(Exercise aim)
Each line containing the word "Minimal" must be reported.

(Data for the task)
===

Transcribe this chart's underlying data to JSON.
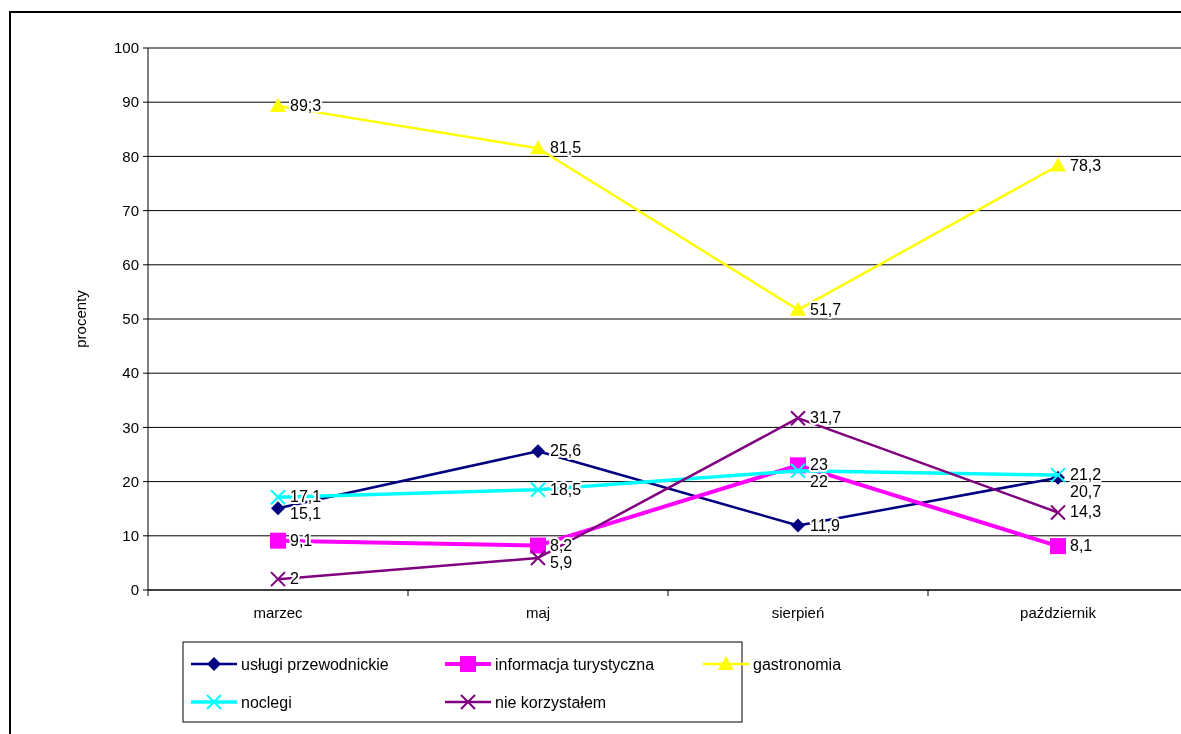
{
  "chart_data": {
    "type": "line",
    "ylabel": "procenty",
    "categories": [
      "marzec",
      "maj",
      "sierpień",
      "październik"
    ],
    "ylim": [
      0,
      100
    ],
    "yticks": [
      0,
      10,
      20,
      30,
      40,
      50,
      60,
      70,
      80,
      90,
      100
    ],
    "grid": "y",
    "legend": "bottom",
    "series": [
      {
        "name": "usługi przewodnickie",
        "color": "#000080",
        "marker": "diamond",
        "values": [
          15.1,
          25.6,
          11.9,
          20.7
        ],
        "value_labels": [
          "15,1",
          "25,6",
          "11,9",
          "20,7"
        ]
      },
      {
        "name": "informacja turystyczna",
        "color": "#ff00ff",
        "marker": "square",
        "values": [
          9.1,
          8.2,
          23,
          8.1
        ],
        "value_labels": [
          "9,1",
          "8,2",
          "23",
          "8,1"
        ]
      },
      {
        "name": "gastronomia",
        "color": "#ffff00",
        "marker": "triangle",
        "values": [
          89.3,
          81.5,
          51.7,
          78.3
        ],
        "value_labels": [
          "89,3",
          "81,5",
          "51,7",
          "78,3"
        ]
      },
      {
        "name": "noclegi",
        "color": "#00ffff",
        "marker": "cross",
        "values": [
          17.1,
          18.5,
          22,
          21.2
        ],
        "value_labels": [
          "17,1",
          "18,5",
          "22",
          "21,2"
        ]
      },
      {
        "name": "nie korzystałem",
        "color": "#800080",
        "marker": "cross",
        "values": [
          2,
          5.9,
          31.7,
          14.3
        ],
        "value_labels": [
          "2",
          "5,9",
          "31,7",
          "14,3"
        ]
      }
    ]
  }
}
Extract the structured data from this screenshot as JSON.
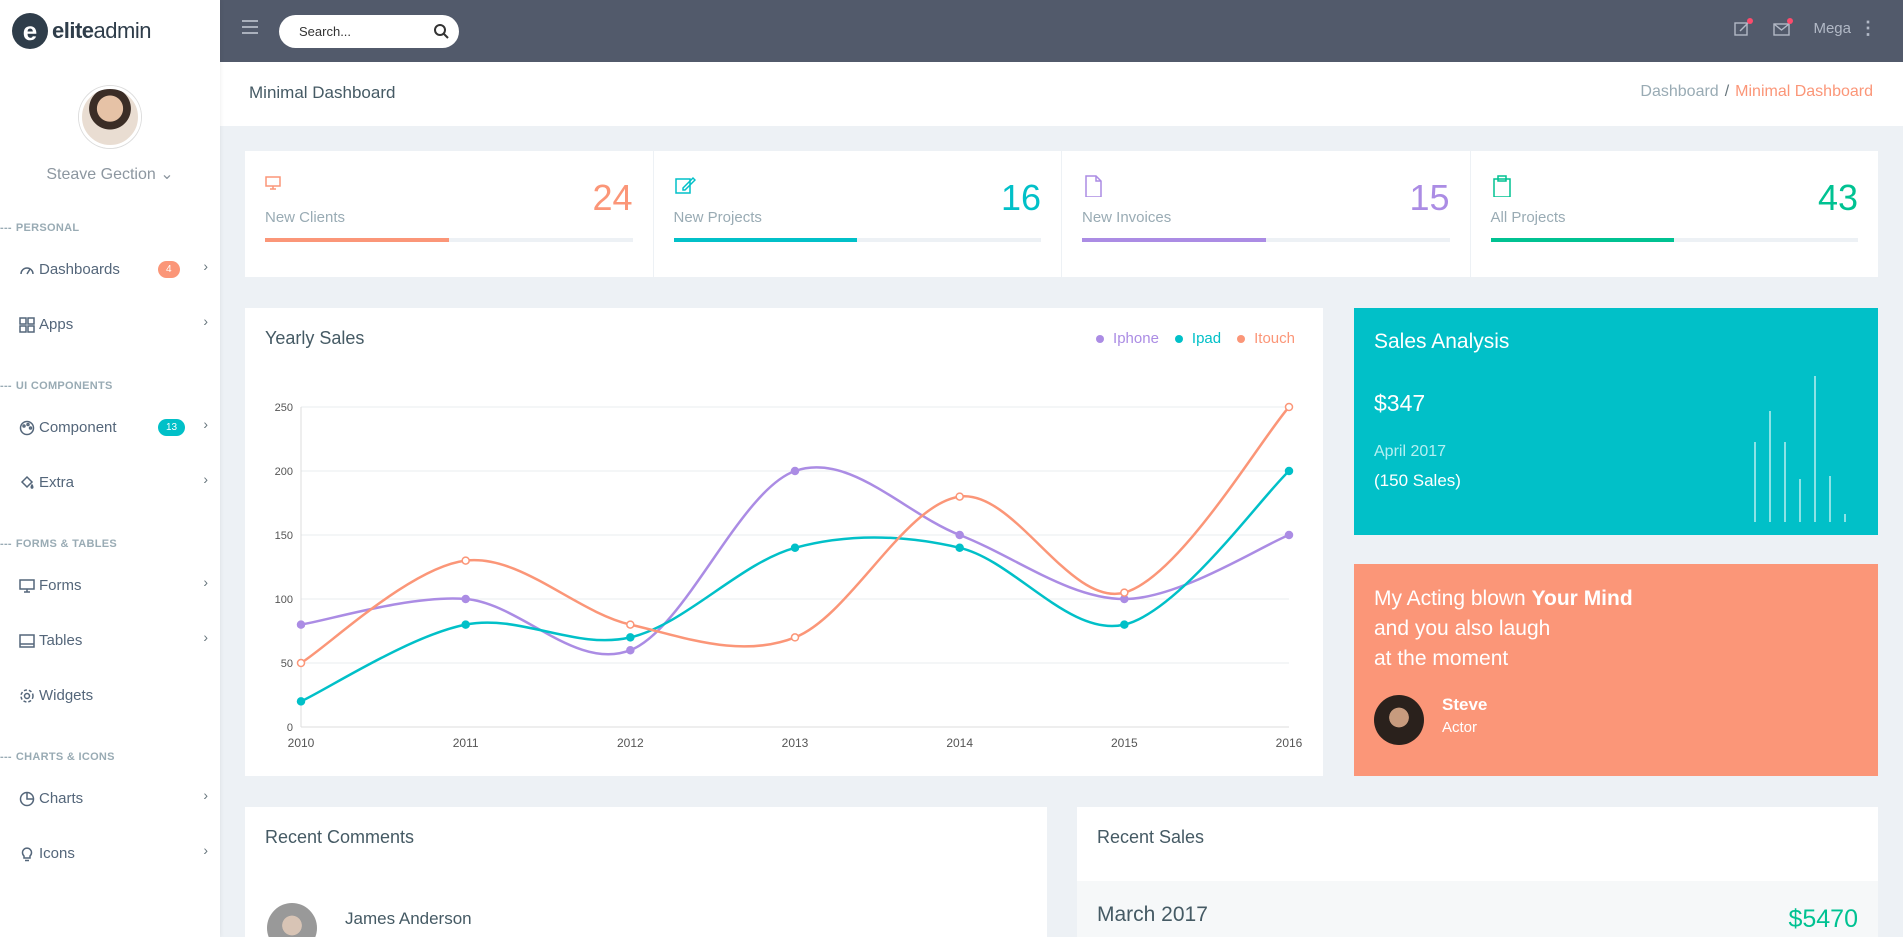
{
  "brand": {
    "name_bold": "elite",
    "name_light": "admin",
    "logo_letter": "e"
  },
  "user": {
    "name": "Steave Gection",
    "caret": "⌄"
  },
  "nav": {
    "sections": [
      {
        "caption": "PERSONAL",
        "items": [
          {
            "label": "Dashboards",
            "icon": "gauge-icon",
            "badge": "4",
            "badge_color": "#fb9678",
            "chevron": true
          },
          {
            "label": "Apps",
            "icon": "grid-icon",
            "badge": null,
            "chevron": true
          }
        ]
      },
      {
        "caption": "UI COMPONENTS",
        "items": [
          {
            "label": "Component",
            "icon": "palette-icon",
            "badge": "13",
            "badge_color": "#01c0c8",
            "chevron": true
          },
          {
            "label": "Extra",
            "icon": "paint-bucket-icon",
            "badge": null,
            "chevron": true
          }
        ]
      },
      {
        "caption": "FORMS & TABLES",
        "items": [
          {
            "label": "Forms",
            "icon": "monitor-icon",
            "badge": null,
            "chevron": true
          },
          {
            "label": "Tables",
            "icon": "table-icon",
            "badge": null,
            "chevron": true
          },
          {
            "label": "Widgets",
            "icon": "gear-icon",
            "badge": null,
            "chevron": false
          }
        ]
      },
      {
        "caption": "CHARTS & ICONS",
        "items": [
          {
            "label": "Charts",
            "icon": "pie-chart-icon",
            "badge": null,
            "chevron": true
          },
          {
            "label": "Icons",
            "icon": "lightbulb-icon",
            "badge": null,
            "chevron": true
          }
        ]
      }
    ]
  },
  "topbar": {
    "search_placeholder": "Search...",
    "mega_label": "Mega"
  },
  "page": {
    "title": "Minimal Dashboard",
    "breadcrumb": [
      "Dashboard",
      "Minimal Dashboard"
    ]
  },
  "stats": [
    {
      "label": "New Clients",
      "value": "24",
      "color": "#fb9678",
      "icon": "monitor-icon",
      "progress": 0.5
    },
    {
      "label": "New Projects",
      "value": "16",
      "color": "#01c0c8",
      "icon": "edit-icon",
      "progress": 0.5
    },
    {
      "label": "New Invoices",
      "value": "15",
      "color": "#ab8ce4",
      "icon": "file-icon",
      "progress": 0.5
    },
    {
      "label": "All Projects",
      "value": "43",
      "color": "#00c292",
      "icon": "clipboard-icon",
      "progress": 0.5
    }
  ],
  "yearly_sales": {
    "title": "Yearly Sales",
    "legend": [
      {
        "name": "Iphone",
        "color": "#ab8ce4"
      },
      {
        "name": "Ipad",
        "color": "#01c0c8"
      },
      {
        "name": "Itouch",
        "color": "#fb9678"
      }
    ]
  },
  "chart_data": {
    "type": "line",
    "title": "Yearly Sales",
    "x": [
      "2010",
      "2011",
      "2012",
      "2013",
      "2014",
      "2015",
      "2016"
    ],
    "ylim": [
      0,
      250
    ],
    "yticks": [
      0,
      50,
      100,
      150,
      200,
      250
    ],
    "grid": true,
    "legend_position": "top-right",
    "smooth": true,
    "series": [
      {
        "name": "Iphone",
        "color": "#ab8ce4",
        "values": [
          80,
          100,
          60,
          200,
          150,
          100,
          150
        ]
      },
      {
        "name": "Ipad",
        "color": "#01c0c8",
        "values": [
          20,
          80,
          70,
          140,
          140,
          80,
          200
        ]
      },
      {
        "name": "Itouch",
        "color": "#fb9678",
        "values": [
          50,
          130,
          80,
          70,
          180,
          105,
          250
        ]
      }
    ]
  },
  "sales_analysis": {
    "title": "Sales Analysis",
    "amount": "$347",
    "date": "April 2017",
    "count": "(150 Sales)",
    "spark_values": [
      0.52,
      0.72,
      0.52,
      0.28,
      0.95,
      0.3,
      0.05
    ]
  },
  "quote": {
    "line1_start": "My Acting blown ",
    "line1_bold": "Your Mind",
    "line2": "and you also laugh",
    "line3": "at the moment",
    "author": "Steve",
    "role": "Actor"
  },
  "recent_comments": {
    "title": "Recent Comments",
    "first_name": "James Anderson"
  },
  "recent_sales": {
    "title": "Recent Sales",
    "month": "March 2017",
    "amount": "$5470"
  }
}
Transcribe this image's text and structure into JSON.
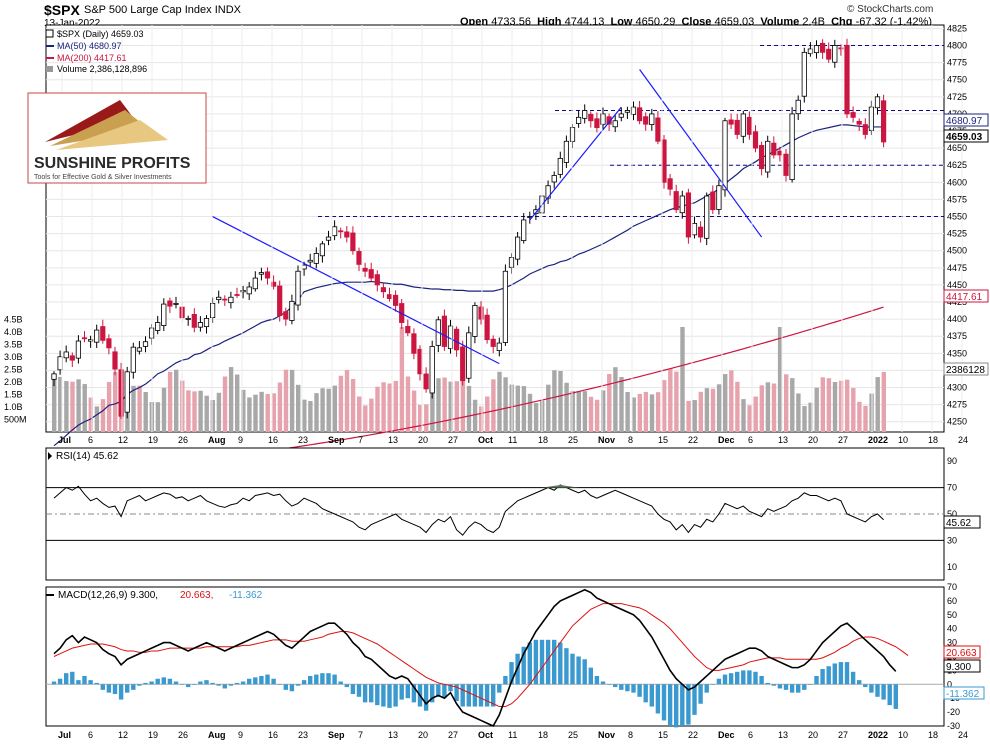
{
  "header": {
    "symbol": "$SPX",
    "name": "S&P 500 Large Cap Index",
    "exchange": "INDX",
    "date": "13-Jan-2022",
    "credit": "© StockCharts.com",
    "quote": {
      "open_label": "Open",
      "open": "4733.56",
      "high_label": "High",
      "high": "4744.13",
      "low_label": "Low",
      "low": "4650.29",
      "close_label": "Close",
      "close": "4659.03",
      "volume_label": "Volume",
      "volume": "2.4B",
      "chg_label": "Chg",
      "chg": "-67.32 (-1.42%)"
    }
  },
  "legend": {
    "price": "$SPX (Daily) 4659.03",
    "ma50": "MA(50) 4680.97",
    "ma200": "MA(200) 4417.61",
    "volume": "Volume 2,386,128,896"
  },
  "logo": {
    "line1": "SUNSHINE PROFITS",
    "line2": "Tools for Effective Gold & Silver Investments"
  },
  "price_badges": {
    "ma50": "4680.97",
    "close": "4659.03",
    "ma200": "4417.61",
    "volume": "2386128"
  },
  "rsi": {
    "label": "RSI(14) 45.62",
    "badge": "45.62"
  },
  "macd": {
    "label_main": "MACD(12,26,9) 9.300,",
    "label_signal": "20.663,",
    "label_hist": "-11.362",
    "badges": [
      "20.663",
      "9.300",
      "-11.362"
    ]
  },
  "colors": {
    "up": "#ffffff",
    "down": "#cc1540",
    "candle_outline": "#000000",
    "ma50": "#1a237e",
    "ma200": "#cc1540",
    "vol_up": "#a8a8a8",
    "vol_down": "#e6a3ae",
    "trendline": "#1a1aff",
    "hline": "#0a0a8a",
    "rsi": "#000000",
    "rsi_fill": "#5a7a5a",
    "macd": "#000000",
    "signal": "#dd1111",
    "hist": "#3a9ad0"
  },
  "chart_data": [
    {
      "type": "candlestick",
      "title": "$SPX S&P 500 Large Cap Index",
      "x_ticks": [
        "Jul",
        "6",
        "12",
        "19",
        "26",
        "Aug",
        "9",
        "16",
        "23",
        "Sep",
        "7",
        "13",
        "20",
        "27",
        "Oct",
        "11",
        "18",
        "25",
        "Nov",
        "8",
        "15",
        "22",
        "Dec",
        "6",
        "13",
        "20",
        "27",
        "2022",
        "10",
        "18",
        "24"
      ],
      "y_ticks": [
        4250,
        4275,
        4300,
        4325,
        4350,
        4375,
        4400,
        4425,
        4450,
        4475,
        4500,
        4525,
        4550,
        4575,
        4600,
        4625,
        4650,
        4675,
        4700,
        4725,
        4750,
        4775,
        4800,
        4825
      ],
      "volume_ticks": [
        "500M",
        "1.0B",
        "1.5B",
        "2.0B",
        "2.5B",
        "3.0B",
        "3.5B",
        "4.0B",
        "4.5B"
      ],
      "ylim": [
        4235,
        4830
      ],
      "horizontal_lines": [
        4800,
        4705,
        4625,
        4550
      ],
      "trendlines": [
        {
          "from": [
            26,
            4550
          ],
          "to": [
            73,
            4335
          ]
        },
        {
          "from": [
            78,
            4545
          ],
          "to": [
            93,
            4710
          ]
        },
        {
          "from": [
            96,
            4765
          ],
          "to": [
            116,
            4520
          ]
        }
      ],
      "closes": [
        4320,
        4345,
        4352,
        4340,
        4368,
        4372,
        4370,
        4384,
        4369,
        4358,
        4327,
        4258,
        4323,
        4359,
        4358,
        4367,
        4387,
        4395,
        4422,
        4419,
        4423,
        4402,
        4401,
        4388,
        4395,
        4401,
        4423,
        4432,
        4429,
        4432,
        4436,
        4442,
        4447,
        4460,
        4468,
        4460,
        4448,
        4405,
        4400,
        4426,
        4470,
        4479,
        4486,
        4496,
        4510,
        4520,
        4535,
        4528,
        4520,
        4500,
        4480,
        4470,
        4460,
        4450,
        4440,
        4430,
        4420,
        4395,
        4380,
        4350,
        4320,
        4298,
        4360,
        4399,
        4360,
        4390,
        4355,
        4310,
        4380,
        4420,
        4400,
        4370,
        4360,
        4365,
        4470,
        4490,
        4520,
        4545,
        4550,
        4560,
        4580,
        4595,
        4610,
        4635,
        4660,
        4680,
        4695,
        4705,
        4690,
        4680,
        4700,
        4685,
        4690,
        4700,
        4705,
        4710,
        4690,
        4685,
        4700,
        4660,
        4600,
        4590,
        4560,
        4580,
        4520,
        4540,
        4520,
        4580,
        4560,
        4595,
        4690,
        4685,
        4670,
        4700,
        4670,
        4650,
        4620,
        4660,
        4640,
        4640,
        4610,
        4700,
        4720,
        4790,
        4795,
        4800,
        4790,
        4780,
        4800,
        4795,
        4700,
        4695,
        4685,
        4670,
        4710,
        4725,
        4659
      ],
      "ma50": [
        4215,
        4222,
        4230,
        4238,
        4245,
        4250,
        4254,
        4260,
        4266,
        4274,
        4276,
        4280,
        4290,
        4296,
        4300,
        4305,
        4312,
        4320,
        4324,
        4330,
        4336,
        4340,
        4342,
        4348,
        4350,
        4355,
        4360,
        4363,
        4368,
        4372,
        4376,
        4380,
        4385,
        4390,
        4395,
        4398,
        4400,
        4405,
        4410,
        4418,
        4428,
        4440,
        4443,
        4446,
        4448,
        4450,
        4452,
        4453,
        4454,
        4454,
        4454,
        4454,
        4455,
        4454,
        4453,
        4452,
        4451,
        4451,
        4449,
        4447,
        4446,
        4445,
        4444,
        4444,
        4443,
        4443,
        4442,
        4442,
        4441,
        4441,
        4441,
        4441,
        4441,
        4443,
        4446,
        4450,
        4455,
        4460,
        4466,
        4470,
        4474,
        4478,
        4480,
        4484,
        4486,
        4490,
        4495,
        4498,
        4502,
        4506,
        4510,
        4515,
        4520,
        4525,
        4530,
        4536,
        4540,
        4544,
        4548,
        4552,
        4556,
        4560,
        4563,
        4565,
        4568,
        4570,
        4575,
        4580,
        4585,
        4590,
        4598,
        4605,
        4612,
        4620,
        4625,
        4630,
        4636,
        4640,
        4645,
        4650,
        4655,
        4660,
        4665,
        4669,
        4673,
        4676,
        4678,
        4680,
        4682,
        4684,
        4684,
        4683,
        4682,
        4681,
        4681,
        4681,
        4681
      ],
      "ma200_range": [
        4180,
        4417.61
      ],
      "volume_last": 2386128896,
      "volume_spikes": {
        "Sep 17": 4.2,
        "Nov 19": 4.1,
        "Dec 17": 4.4
      }
    },
    {
      "type": "line",
      "title": "RSI(14)",
      "y_ticks": [
        10,
        30,
        50,
        70,
        90
      ],
      "overbought": 70,
      "oversold": 30,
      "last": 45.62,
      "values": [
        62,
        66,
        70,
        68,
        71,
        65,
        60,
        62,
        58,
        55,
        56,
        48,
        60,
        62,
        64,
        60,
        62,
        64,
        66,
        65,
        62,
        63,
        60,
        62,
        64,
        60,
        58,
        56,
        55,
        57,
        58,
        62,
        60,
        64,
        65,
        66,
        64,
        65,
        60,
        56,
        58,
        62,
        60,
        58,
        54,
        52,
        50,
        48,
        46,
        44,
        40,
        38,
        42,
        44,
        46,
        48,
        50,
        46,
        44,
        42,
        40,
        36,
        42,
        46,
        44,
        48,
        38,
        34,
        40,
        44,
        42,
        38,
        36,
        40,
        52,
        56,
        60,
        62,
        64,
        66,
        68,
        70,
        68,
        72,
        70,
        68,
        66,
        68,
        64,
        62,
        64,
        66,
        68,
        66,
        64,
        62,
        60,
        58,
        56,
        50,
        46,
        44,
        38,
        42,
        36,
        42,
        40,
        46,
        44,
        50,
        58,
        56,
        54,
        56,
        52,
        50,
        48,
        54,
        52,
        54,
        56,
        60,
        62,
        66,
        64,
        64,
        62,
        60,
        62,
        60,
        50,
        48,
        46,
        44,
        48,
        50,
        45.62
      ]
    },
    {
      "type": "line",
      "title": "MACD(12,26,9)",
      "y_ticks": [
        -30,
        -20,
        -10,
        0,
        10,
        20,
        30,
        40,
        50,
        60,
        70
      ],
      "series": [
        {
          "name": "MACD",
          "last": 9.3
        },
        {
          "name": "Signal",
          "last": 20.663
        },
        {
          "name": "Histogram",
          "last": -11.362
        }
      ],
      "macd": [
        22,
        26,
        32,
        35,
        30,
        34,
        32,
        30,
        25,
        22,
        20,
        14,
        18,
        20,
        22,
        24,
        26,
        28,
        30,
        30,
        28,
        26,
        24,
        26,
        28,
        30,
        28,
        26,
        24,
        26,
        28,
        30,
        32,
        34,
        36,
        38,
        36,
        32,
        28,
        26,
        30,
        34,
        38,
        40,
        42,
        44,
        44,
        40,
        36,
        30,
        26,
        20,
        18,
        14,
        10,
        6,
        4,
        6,
        4,
        -2,
        -8,
        -14,
        -10,
        -8,
        -10,
        -6,
        -14,
        -20,
        -22,
        -24,
        -26,
        -28,
        -30,
        -22,
        -10,
        2,
        12,
        22,
        30,
        38,
        44,
        50,
        56,
        60,
        62,
        64,
        66,
        68,
        66,
        62,
        60,
        58,
        56,
        54,
        52,
        50,
        46,
        40,
        34,
        26,
        18,
        10,
        4,
        0,
        -4,
        -2,
        2,
        6,
        10,
        14,
        18,
        20,
        22,
        24,
        26,
        26,
        24,
        20,
        18,
        16,
        14,
        12,
        12,
        14,
        18,
        24,
        30,
        34,
        38,
        42,
        44,
        40,
        36,
        32,
        28,
        24,
        20,
        14,
        9.3
      ],
      "signal": [
        20,
        22,
        24,
        26,
        27,
        28,
        29,
        29,
        29,
        28,
        27,
        25,
        24,
        24,
        23,
        23,
        24,
        24,
        25,
        26,
        26,
        26,
        26,
        26,
        26,
        27,
        27,
        27,
        27,
        27,
        27,
        28,
        28,
        29,
        30,
        31,
        32,
        32,
        32,
        31,
        31,
        31,
        32,
        33,
        34,
        36,
        37,
        38,
        38,
        37,
        35,
        33,
        31,
        29,
        26,
        23,
        20,
        17,
        14,
        11,
        8,
        5,
        3,
        1,
        0,
        -1,
        -2,
        -4,
        -6,
        -8,
        -10,
        -12,
        -14,
        -16,
        -16,
        -14,
        -10,
        -5,
        0,
        6,
        12,
        18,
        24,
        30,
        36,
        42,
        46,
        50,
        54,
        56,
        58,
        58,
        58,
        58,
        57,
        56,
        55,
        53,
        50,
        47,
        44,
        40,
        35,
        30,
        25,
        20,
        16,
        12,
        10,
        10,
        11,
        12,
        13,
        14,
        16,
        17,
        18,
        19,
        19,
        19,
        18,
        18,
        18,
        18,
        18,
        18,
        19,
        21,
        23,
        26,
        28,
        31,
        33,
        34,
        34,
        33,
        31,
        29,
        27,
        24,
        20.663
      ]
    }
  ]
}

===

(Result)
    "title": "Minimal Dashboard",
      "Minimal Dashboard"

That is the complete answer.